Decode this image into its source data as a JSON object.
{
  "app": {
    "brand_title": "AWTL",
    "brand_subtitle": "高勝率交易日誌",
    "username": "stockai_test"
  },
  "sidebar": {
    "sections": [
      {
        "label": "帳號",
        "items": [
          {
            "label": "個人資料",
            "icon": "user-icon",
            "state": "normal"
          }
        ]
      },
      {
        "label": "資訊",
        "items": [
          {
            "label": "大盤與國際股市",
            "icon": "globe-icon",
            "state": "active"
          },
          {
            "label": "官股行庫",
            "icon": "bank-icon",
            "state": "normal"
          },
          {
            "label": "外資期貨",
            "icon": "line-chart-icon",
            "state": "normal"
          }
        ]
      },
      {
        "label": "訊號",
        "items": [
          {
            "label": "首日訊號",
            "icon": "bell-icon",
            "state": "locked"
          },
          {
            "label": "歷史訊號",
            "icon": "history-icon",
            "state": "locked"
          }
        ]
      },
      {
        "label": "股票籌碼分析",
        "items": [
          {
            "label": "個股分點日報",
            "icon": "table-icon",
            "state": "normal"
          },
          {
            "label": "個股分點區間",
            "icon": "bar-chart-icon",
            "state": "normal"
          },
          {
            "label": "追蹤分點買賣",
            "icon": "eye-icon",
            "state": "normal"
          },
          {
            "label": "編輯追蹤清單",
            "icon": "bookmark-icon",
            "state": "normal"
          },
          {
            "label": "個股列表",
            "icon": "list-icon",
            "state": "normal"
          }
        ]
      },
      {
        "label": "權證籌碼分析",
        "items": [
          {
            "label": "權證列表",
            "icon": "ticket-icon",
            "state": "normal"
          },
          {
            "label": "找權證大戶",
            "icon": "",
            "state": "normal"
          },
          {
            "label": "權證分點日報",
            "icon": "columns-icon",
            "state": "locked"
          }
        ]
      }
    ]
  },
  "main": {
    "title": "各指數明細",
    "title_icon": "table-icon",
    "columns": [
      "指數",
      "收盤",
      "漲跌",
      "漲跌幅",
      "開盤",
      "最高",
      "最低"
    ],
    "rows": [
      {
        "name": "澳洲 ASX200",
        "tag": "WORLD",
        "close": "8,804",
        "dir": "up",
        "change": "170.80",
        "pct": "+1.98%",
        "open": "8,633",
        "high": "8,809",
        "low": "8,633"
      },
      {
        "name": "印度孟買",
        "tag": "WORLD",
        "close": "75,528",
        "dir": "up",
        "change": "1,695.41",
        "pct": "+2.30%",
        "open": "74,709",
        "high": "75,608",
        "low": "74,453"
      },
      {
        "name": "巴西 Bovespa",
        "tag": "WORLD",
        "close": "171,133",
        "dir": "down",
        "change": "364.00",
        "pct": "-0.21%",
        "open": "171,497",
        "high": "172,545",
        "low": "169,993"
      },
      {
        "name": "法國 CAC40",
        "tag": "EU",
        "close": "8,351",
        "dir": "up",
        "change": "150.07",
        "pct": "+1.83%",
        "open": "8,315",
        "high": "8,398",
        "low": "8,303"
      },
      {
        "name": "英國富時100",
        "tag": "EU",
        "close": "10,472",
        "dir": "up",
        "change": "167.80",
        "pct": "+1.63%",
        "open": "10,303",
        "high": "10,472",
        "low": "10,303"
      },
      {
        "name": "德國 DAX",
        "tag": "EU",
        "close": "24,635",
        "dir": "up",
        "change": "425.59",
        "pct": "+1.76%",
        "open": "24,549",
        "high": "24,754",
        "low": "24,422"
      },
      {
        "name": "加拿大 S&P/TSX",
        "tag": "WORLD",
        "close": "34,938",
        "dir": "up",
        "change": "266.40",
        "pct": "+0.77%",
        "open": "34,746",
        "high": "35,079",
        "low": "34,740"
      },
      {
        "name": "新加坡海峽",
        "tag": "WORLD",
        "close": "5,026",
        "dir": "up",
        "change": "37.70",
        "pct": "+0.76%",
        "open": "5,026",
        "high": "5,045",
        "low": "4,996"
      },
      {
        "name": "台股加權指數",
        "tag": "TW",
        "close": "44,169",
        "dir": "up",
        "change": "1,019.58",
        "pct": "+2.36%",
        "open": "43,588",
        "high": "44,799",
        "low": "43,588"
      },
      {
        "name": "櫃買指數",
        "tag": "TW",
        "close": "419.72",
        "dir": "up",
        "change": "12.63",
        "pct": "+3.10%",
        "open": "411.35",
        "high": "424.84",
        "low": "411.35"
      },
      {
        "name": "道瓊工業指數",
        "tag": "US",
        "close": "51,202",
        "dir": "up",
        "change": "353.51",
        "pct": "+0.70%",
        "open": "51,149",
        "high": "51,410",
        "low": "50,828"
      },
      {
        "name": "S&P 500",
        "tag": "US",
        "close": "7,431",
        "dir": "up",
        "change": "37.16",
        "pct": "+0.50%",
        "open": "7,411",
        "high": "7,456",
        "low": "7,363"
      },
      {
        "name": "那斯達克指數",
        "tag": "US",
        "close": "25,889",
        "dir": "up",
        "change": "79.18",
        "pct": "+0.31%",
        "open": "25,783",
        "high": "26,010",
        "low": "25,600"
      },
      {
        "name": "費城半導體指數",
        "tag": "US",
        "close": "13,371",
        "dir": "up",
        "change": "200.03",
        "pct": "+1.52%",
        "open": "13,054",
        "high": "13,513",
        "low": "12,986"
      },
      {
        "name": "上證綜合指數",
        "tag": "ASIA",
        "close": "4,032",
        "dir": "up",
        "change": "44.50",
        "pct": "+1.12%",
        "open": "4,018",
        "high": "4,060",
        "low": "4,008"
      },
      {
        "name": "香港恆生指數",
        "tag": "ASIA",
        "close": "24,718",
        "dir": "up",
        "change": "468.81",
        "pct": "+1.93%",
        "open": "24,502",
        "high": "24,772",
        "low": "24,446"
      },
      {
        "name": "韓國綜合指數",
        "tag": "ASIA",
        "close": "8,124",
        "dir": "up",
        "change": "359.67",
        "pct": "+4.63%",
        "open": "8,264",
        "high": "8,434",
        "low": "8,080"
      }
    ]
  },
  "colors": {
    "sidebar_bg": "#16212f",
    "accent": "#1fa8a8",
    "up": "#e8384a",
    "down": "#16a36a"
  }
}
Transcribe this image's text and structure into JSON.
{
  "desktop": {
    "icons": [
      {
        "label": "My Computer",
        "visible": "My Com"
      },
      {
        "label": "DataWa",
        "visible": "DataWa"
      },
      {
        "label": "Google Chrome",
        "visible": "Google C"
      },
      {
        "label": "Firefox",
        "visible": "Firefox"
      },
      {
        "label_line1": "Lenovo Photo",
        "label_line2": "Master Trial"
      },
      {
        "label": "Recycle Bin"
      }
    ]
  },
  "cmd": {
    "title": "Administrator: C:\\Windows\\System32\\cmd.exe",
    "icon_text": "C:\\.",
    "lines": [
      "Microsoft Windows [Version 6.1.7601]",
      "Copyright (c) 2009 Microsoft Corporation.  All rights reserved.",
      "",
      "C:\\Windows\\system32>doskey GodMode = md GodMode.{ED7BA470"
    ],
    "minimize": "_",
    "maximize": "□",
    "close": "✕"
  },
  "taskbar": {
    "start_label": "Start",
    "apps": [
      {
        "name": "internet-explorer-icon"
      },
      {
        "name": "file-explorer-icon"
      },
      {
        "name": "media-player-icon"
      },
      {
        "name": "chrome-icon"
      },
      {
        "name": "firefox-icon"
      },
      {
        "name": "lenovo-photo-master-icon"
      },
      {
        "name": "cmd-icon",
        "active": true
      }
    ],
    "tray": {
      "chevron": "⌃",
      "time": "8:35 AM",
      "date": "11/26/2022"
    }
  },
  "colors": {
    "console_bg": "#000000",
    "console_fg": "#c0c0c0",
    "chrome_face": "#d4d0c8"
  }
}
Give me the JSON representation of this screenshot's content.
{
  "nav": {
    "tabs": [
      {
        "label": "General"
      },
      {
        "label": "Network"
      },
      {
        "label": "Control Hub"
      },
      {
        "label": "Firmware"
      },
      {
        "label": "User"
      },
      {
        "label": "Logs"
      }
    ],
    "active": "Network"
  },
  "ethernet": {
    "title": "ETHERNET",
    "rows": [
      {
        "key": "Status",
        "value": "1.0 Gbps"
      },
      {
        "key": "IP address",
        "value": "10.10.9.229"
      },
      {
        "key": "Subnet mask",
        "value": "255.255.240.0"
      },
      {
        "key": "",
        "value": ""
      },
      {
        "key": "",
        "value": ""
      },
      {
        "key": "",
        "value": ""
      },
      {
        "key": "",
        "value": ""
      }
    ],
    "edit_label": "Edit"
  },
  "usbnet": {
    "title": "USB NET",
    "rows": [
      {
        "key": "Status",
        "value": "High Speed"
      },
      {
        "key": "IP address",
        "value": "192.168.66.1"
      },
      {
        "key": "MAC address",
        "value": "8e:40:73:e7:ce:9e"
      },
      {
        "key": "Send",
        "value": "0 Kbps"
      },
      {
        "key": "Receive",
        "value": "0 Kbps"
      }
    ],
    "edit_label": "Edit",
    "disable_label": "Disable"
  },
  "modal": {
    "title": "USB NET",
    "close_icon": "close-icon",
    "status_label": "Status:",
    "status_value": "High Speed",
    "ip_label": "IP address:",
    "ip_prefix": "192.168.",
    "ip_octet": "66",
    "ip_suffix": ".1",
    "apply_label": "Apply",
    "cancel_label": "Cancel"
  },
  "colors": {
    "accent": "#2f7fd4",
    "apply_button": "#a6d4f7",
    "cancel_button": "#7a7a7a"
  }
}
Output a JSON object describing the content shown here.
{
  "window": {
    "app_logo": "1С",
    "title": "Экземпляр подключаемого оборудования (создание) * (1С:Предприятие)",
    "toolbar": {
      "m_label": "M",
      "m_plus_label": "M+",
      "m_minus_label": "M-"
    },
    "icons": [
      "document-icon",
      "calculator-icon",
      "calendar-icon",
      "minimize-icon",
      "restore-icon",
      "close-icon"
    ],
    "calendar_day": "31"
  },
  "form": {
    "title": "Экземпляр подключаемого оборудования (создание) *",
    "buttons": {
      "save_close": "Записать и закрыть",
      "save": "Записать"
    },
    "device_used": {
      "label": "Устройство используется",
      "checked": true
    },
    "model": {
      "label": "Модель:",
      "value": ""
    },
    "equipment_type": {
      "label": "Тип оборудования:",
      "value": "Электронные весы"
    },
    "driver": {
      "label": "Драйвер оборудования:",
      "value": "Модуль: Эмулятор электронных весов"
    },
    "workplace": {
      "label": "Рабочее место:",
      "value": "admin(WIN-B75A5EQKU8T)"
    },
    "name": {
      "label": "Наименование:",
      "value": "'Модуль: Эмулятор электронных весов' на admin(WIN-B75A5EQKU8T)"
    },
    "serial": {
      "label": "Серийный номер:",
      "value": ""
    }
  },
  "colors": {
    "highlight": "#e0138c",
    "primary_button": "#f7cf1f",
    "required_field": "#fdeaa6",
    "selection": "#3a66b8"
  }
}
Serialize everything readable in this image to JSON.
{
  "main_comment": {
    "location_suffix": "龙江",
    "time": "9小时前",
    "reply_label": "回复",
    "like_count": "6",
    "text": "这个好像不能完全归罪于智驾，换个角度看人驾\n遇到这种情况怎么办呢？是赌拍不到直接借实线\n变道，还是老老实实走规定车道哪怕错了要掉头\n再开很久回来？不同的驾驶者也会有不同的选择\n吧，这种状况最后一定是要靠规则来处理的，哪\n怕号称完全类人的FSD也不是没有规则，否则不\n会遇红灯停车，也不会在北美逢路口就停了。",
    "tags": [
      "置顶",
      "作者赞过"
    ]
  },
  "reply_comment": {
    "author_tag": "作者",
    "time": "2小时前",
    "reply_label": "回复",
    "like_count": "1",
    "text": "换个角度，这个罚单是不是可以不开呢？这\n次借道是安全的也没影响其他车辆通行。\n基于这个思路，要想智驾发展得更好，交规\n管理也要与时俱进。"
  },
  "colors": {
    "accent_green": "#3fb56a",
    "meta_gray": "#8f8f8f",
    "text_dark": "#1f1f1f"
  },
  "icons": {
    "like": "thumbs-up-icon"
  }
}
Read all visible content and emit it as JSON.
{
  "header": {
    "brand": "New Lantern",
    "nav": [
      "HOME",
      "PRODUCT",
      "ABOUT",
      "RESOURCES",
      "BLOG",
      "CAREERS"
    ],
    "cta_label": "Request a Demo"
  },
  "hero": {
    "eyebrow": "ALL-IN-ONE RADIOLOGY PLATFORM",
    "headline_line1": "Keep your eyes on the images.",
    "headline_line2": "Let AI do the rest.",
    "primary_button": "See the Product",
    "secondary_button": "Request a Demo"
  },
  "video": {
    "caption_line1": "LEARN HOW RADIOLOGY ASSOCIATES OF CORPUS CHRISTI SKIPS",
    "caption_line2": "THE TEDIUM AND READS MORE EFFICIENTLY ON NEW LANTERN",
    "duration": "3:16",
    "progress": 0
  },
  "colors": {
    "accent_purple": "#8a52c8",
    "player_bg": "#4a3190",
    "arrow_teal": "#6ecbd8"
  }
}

### CHALLENGE
Check each line of the records above for "Записать", and copy those that have it.

### WRITTEN SOLUTION
      "save_close": "Записать и закрыть",
      "save": "Записать"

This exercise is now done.